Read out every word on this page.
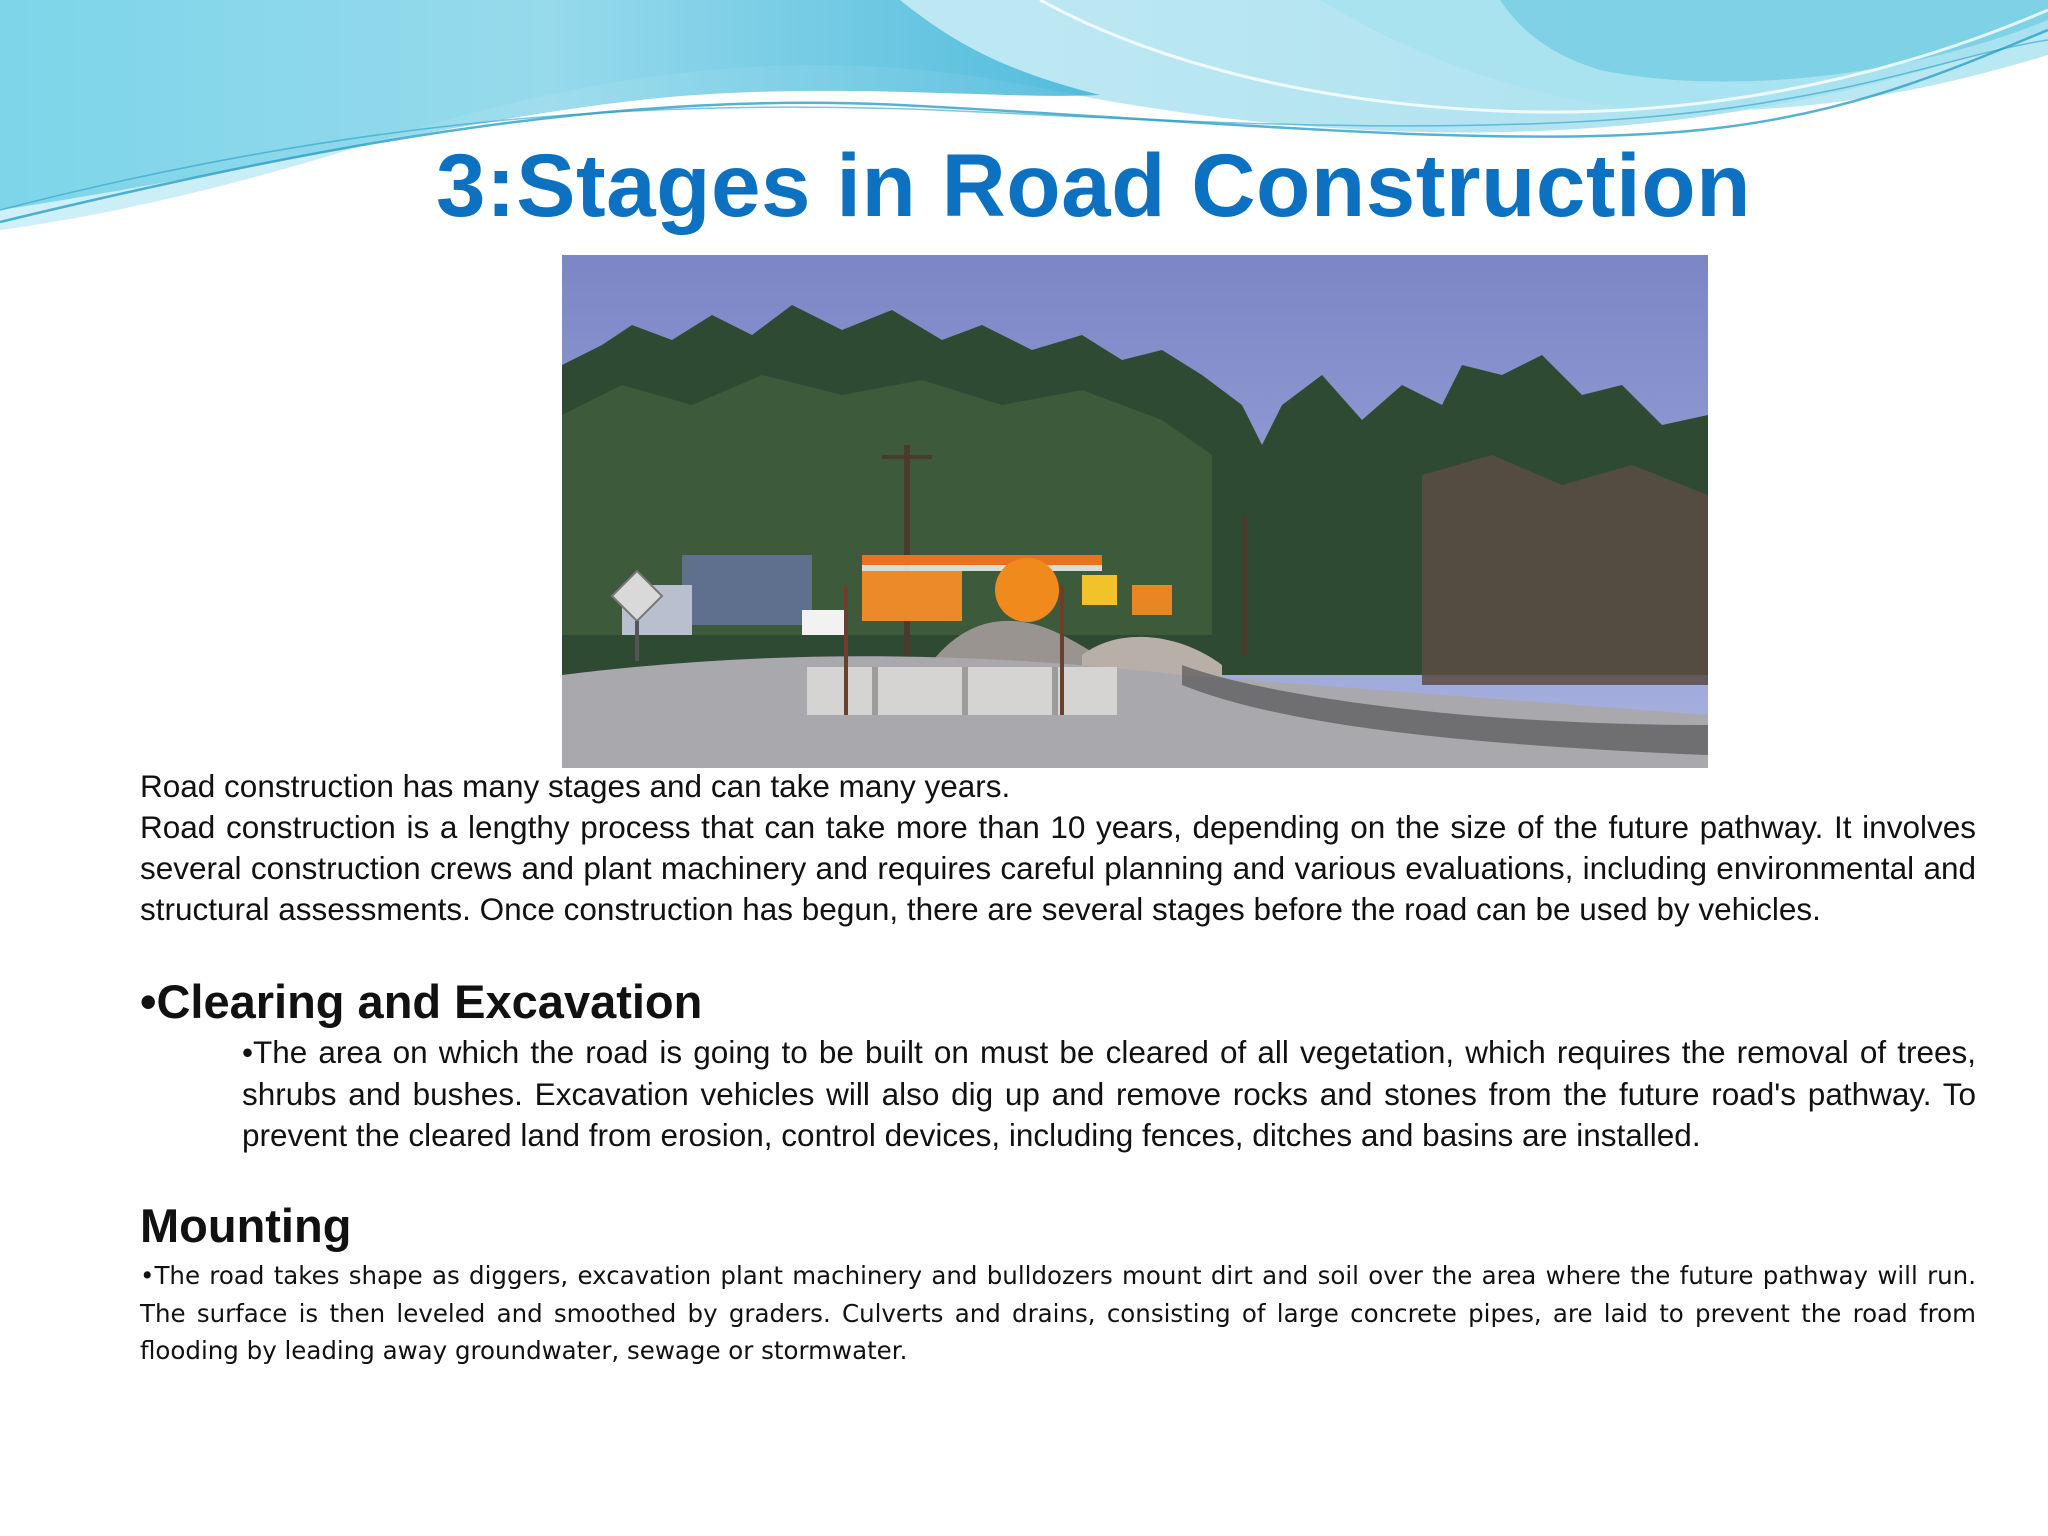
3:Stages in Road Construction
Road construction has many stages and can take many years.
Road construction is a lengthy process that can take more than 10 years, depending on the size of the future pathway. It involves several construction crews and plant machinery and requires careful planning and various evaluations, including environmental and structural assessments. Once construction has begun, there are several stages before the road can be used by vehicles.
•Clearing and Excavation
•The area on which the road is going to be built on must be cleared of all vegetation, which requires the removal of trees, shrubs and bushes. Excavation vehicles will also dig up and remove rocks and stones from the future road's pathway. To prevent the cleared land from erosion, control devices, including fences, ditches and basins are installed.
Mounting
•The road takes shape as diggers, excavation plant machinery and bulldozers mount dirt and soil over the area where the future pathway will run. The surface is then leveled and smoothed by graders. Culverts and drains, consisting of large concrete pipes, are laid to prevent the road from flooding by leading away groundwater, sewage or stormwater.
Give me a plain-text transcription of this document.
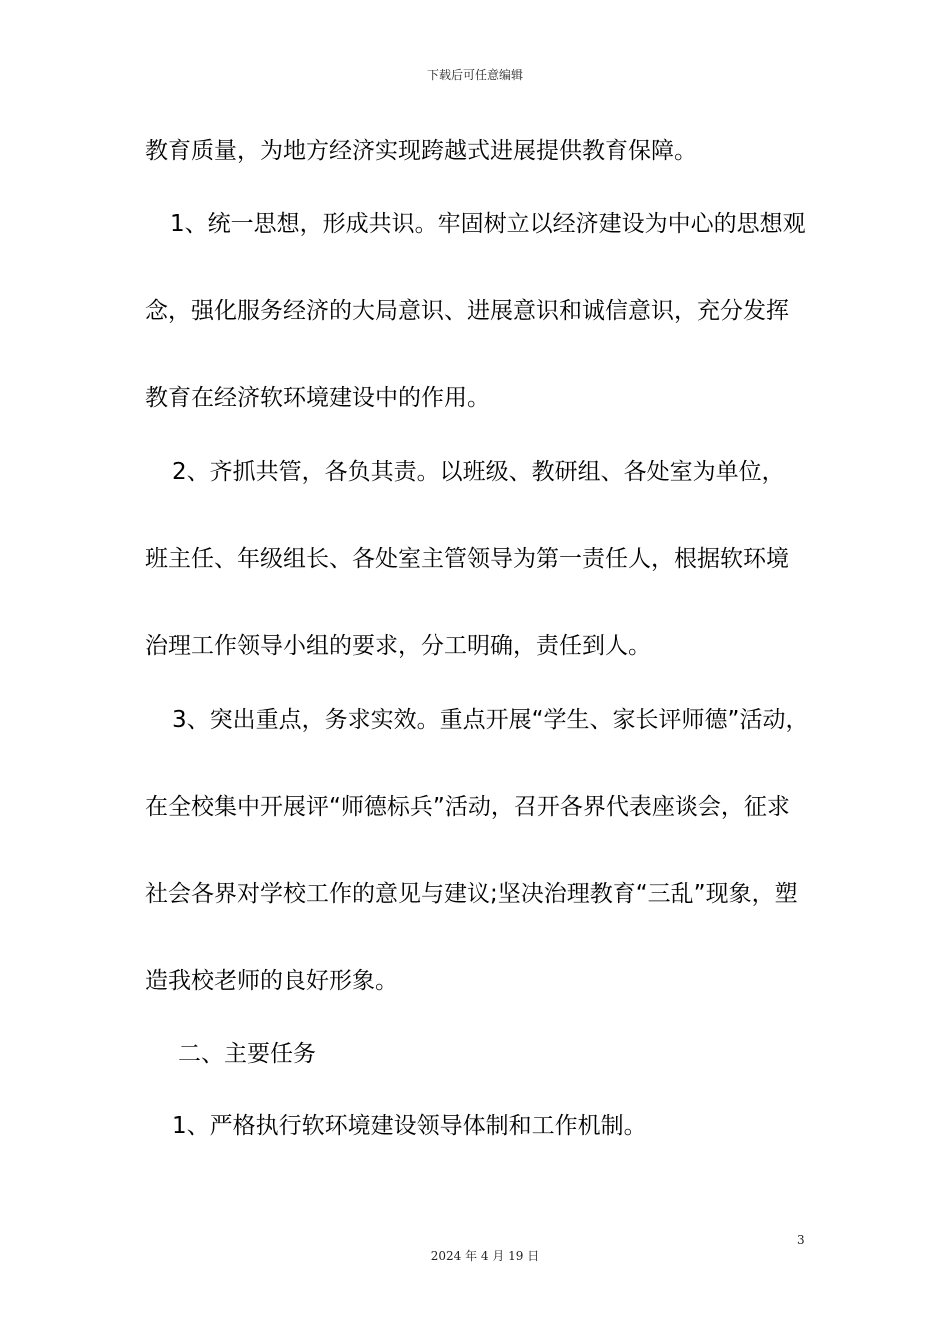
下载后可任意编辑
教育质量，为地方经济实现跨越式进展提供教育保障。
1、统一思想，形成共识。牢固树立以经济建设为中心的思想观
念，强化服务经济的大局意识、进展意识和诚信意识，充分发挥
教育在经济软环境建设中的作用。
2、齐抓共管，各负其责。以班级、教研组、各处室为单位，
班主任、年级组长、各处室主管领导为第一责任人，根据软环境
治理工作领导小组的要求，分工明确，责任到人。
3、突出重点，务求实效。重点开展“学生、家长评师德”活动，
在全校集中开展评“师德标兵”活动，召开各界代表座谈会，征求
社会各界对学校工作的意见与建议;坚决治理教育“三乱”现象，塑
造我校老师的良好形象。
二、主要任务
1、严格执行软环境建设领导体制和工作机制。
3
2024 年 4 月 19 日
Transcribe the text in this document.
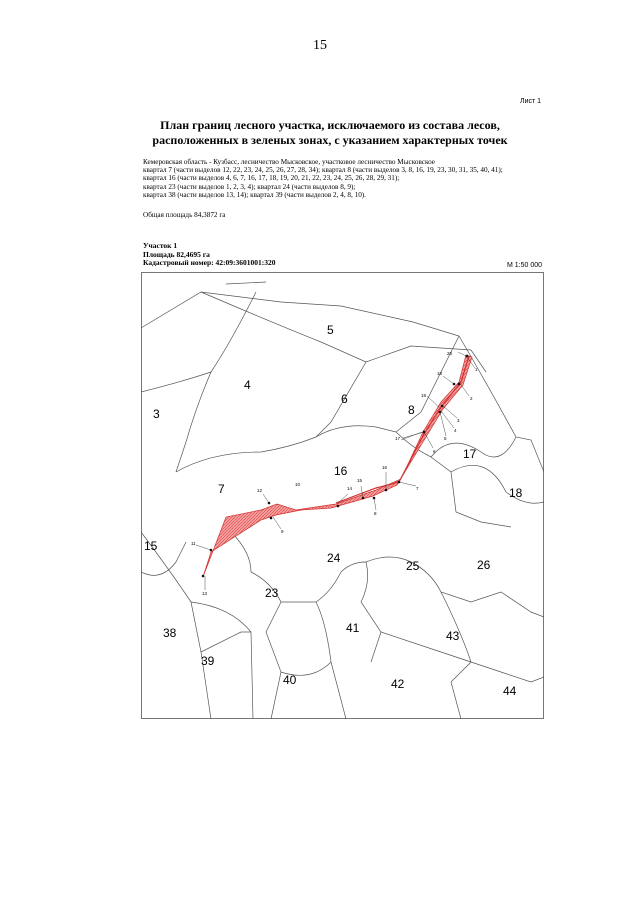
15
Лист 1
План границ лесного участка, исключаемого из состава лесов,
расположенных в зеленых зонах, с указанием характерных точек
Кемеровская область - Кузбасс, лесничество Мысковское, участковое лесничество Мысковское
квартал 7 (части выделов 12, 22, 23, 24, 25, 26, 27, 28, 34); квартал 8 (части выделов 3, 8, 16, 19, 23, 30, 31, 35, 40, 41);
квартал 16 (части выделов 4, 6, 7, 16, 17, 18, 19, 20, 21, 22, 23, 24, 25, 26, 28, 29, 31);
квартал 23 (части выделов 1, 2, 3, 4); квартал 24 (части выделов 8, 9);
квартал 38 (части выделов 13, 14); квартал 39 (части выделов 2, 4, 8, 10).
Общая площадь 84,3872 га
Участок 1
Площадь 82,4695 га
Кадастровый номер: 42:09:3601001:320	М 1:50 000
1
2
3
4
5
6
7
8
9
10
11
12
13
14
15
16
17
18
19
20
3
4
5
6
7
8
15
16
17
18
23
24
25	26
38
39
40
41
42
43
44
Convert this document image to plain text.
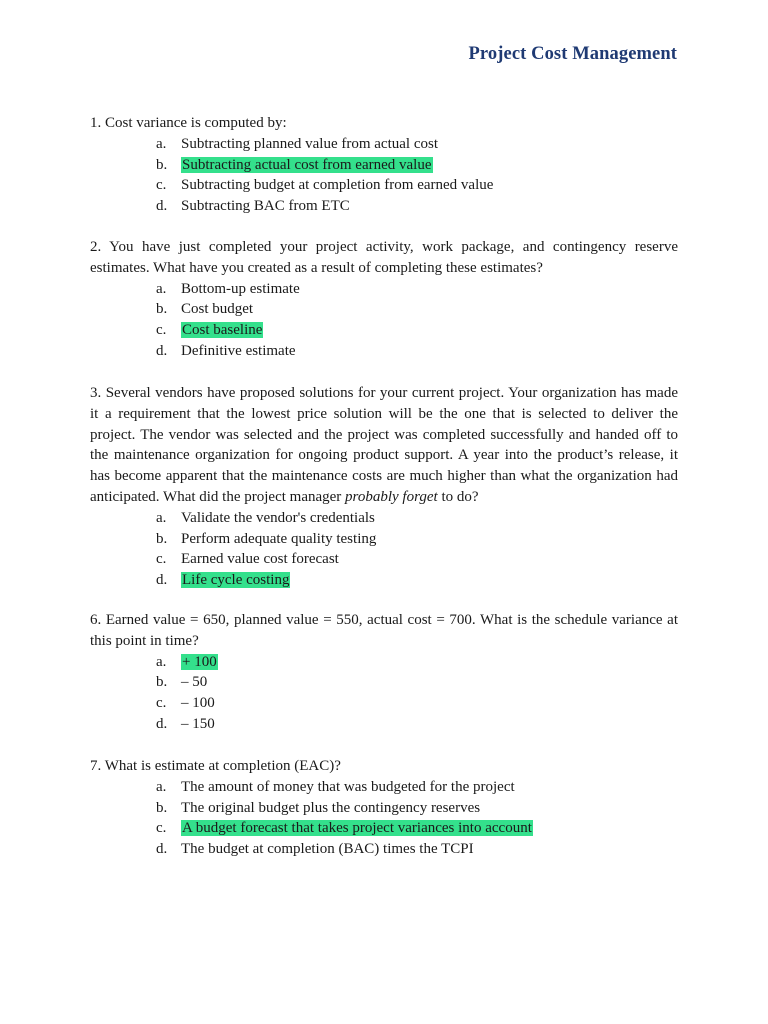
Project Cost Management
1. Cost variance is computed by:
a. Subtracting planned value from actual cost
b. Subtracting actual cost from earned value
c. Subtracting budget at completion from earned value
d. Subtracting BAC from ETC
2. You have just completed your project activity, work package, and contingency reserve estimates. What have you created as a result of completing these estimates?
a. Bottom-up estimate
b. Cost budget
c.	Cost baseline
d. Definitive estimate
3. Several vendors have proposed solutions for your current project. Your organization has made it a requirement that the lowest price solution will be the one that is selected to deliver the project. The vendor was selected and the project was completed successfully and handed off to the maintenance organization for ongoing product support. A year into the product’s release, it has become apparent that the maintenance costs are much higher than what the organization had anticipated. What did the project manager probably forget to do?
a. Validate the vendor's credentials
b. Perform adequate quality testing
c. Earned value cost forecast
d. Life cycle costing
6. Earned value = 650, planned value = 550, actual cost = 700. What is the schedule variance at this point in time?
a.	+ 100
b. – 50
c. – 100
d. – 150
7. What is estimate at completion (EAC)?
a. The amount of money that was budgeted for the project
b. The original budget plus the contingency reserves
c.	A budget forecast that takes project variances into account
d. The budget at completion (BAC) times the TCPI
________________________________________
Written exercise
Copy the material above exactly and drop the pictures.

Written answer
Read out every word on this page.
3:Stages in Road Construction
Road construction has many stages and can take many years.
Road construction is a lengthy process that can take more than 10 years, depending on the size of the future pathway. It involves several construction crews and plant machinery and requires careful planning and various evaluations, including environmental and structural assessments. Once construction has begun, there are several stages before the road can be used by vehicles.
•Clearing and Excavation
•The area on which the road is going to be built on must be cleared of all vegetation, which requires the removal of trees, shrubs and bushes. Excavation vehicles will also dig up and remove rocks and stones from the future road's pathway. To prevent the cleared land from erosion, control devices, including fences, ditches and basins are installed.
Mounting
•The road takes shape as diggers, excavation plant machinery and bulldozers mount dirt and soil over the area where the future pathway will run. The surface is then leveled and smoothed by graders. Culverts and drains, consisting of large concrete pipes, are laid to prevent the road from flooding by leading away groundwater, sewage or stormwater.
Give me a plain-text transcription of this document.
下载后可任意编辑
教育质量，为地方经济实现跨越式进展提供教育保障。
1、统一思想，形成共识。牢固树立以经济建设为中心的思想观
念，强化服务经济的大局意识、进展意识和诚信意识，充分发挥
教育在经济软环境建设中的作用。
2、齐抓共管，各负其责。以班级、教研组、各处室为单位，
班主任、年级组长、各处室主管领导为第一责任人，根据软环境
治理工作领导小组的要求，分工明确，责任到人。
3、突出重点，务求实效。重点开展“学生、家长评师德”活动，
在全校集中开展评“师德标兵”活动，召开各界代表座谈会，征求
社会各界对学校工作的意见与建议;坚决治理教育“三乱”现象，塑
造我校老师的良好形象。
二、主要任务
1、严格执行软环境建设领导体制和工作机制。
3
2024 年 4 月 19 日
Transcribe the text in this document.
15
Лист 1
План границ лесного участка, исключаемого из состава лесов,
расположенных в зеленых зонах, с указанием характерных точек
Кемеровская область - Кузбасс, лесничество Мысковское, участковое лесничество Мысковское
квартал 7 (части выделов 12, 22, 23, 24, 25, 26, 27, 28, 34); квартал 8 (части выделов 3, 8, 16, 19, 23, 30, 31, 35, 40, 41);
квартал 16 (части выделов 4, 6, 7, 16, 17, 18, 19, 20, 21, 22, 23, 24, 25, 26, 28, 29, 31);
квартал 23 (части выделов 1, 2, 3, 4); квартал 24 (части выделов 8, 9);
квартал 38 (части выделов 13, 14); квартал 39 (части выделов 2, 4, 8, 10).
Общая площадь 84,3872 га
Участок 1
Площадь 82,4695 га
Кадастровый номер: 42:09:3601001:320	М 1:50 000
1
2
3
4
5
6
7
8
9
10
11
12
13
14
15
16
17
18
19
20
3
4
5
6
7
8
15
16
17
18
23
24
25	26
38
39
40
41
42
43
44
Convert this document image to plain text.
Project Cost Management
1. Cost variance is computed by:
a. Subtracting planned value from actual cost
b. Subtracting actual cost from earned value
c. Subtracting budget at completion from earned value
d. Subtracting BAC from ETC
2. You have just completed your project activity, work package, and contingency reserve estimates. What have you created as a result of completing these estimates?
a. Bottom-up estimate
b. Cost budget
c.	Cost baseline
d. Definitive estimate
3. Several vendors have proposed solutions for your current project. Your organization has made it a requirement that the lowest price solution will be the one that is selected to deliver the project. The vendor was selected and the project was completed successfully and handed off to the maintenance organization for ongoing product support. A year into the product’s release, it has become apparent that the maintenance costs are much higher than what the organization had anticipated. What did the project manager probably forget to do?
a. Validate the vendor's credentials
b. Perform adequate quality testing
c. Earned value cost forecast
d. Life cycle costing
6. Earned value = 650, planned value = 550, actual cost = 700. What is the schedule variance at this point in time?
a.	+ 100
b. – 50
c. – 100
d. – 150
7. What is estimate at completion (EAC)?
a. The amount of money that was budgeted for the project
b. The original budget plus the contingency reserves
c.	A budget forecast that takes project variances into account
d. The budget at completion (BAC) times the TCPI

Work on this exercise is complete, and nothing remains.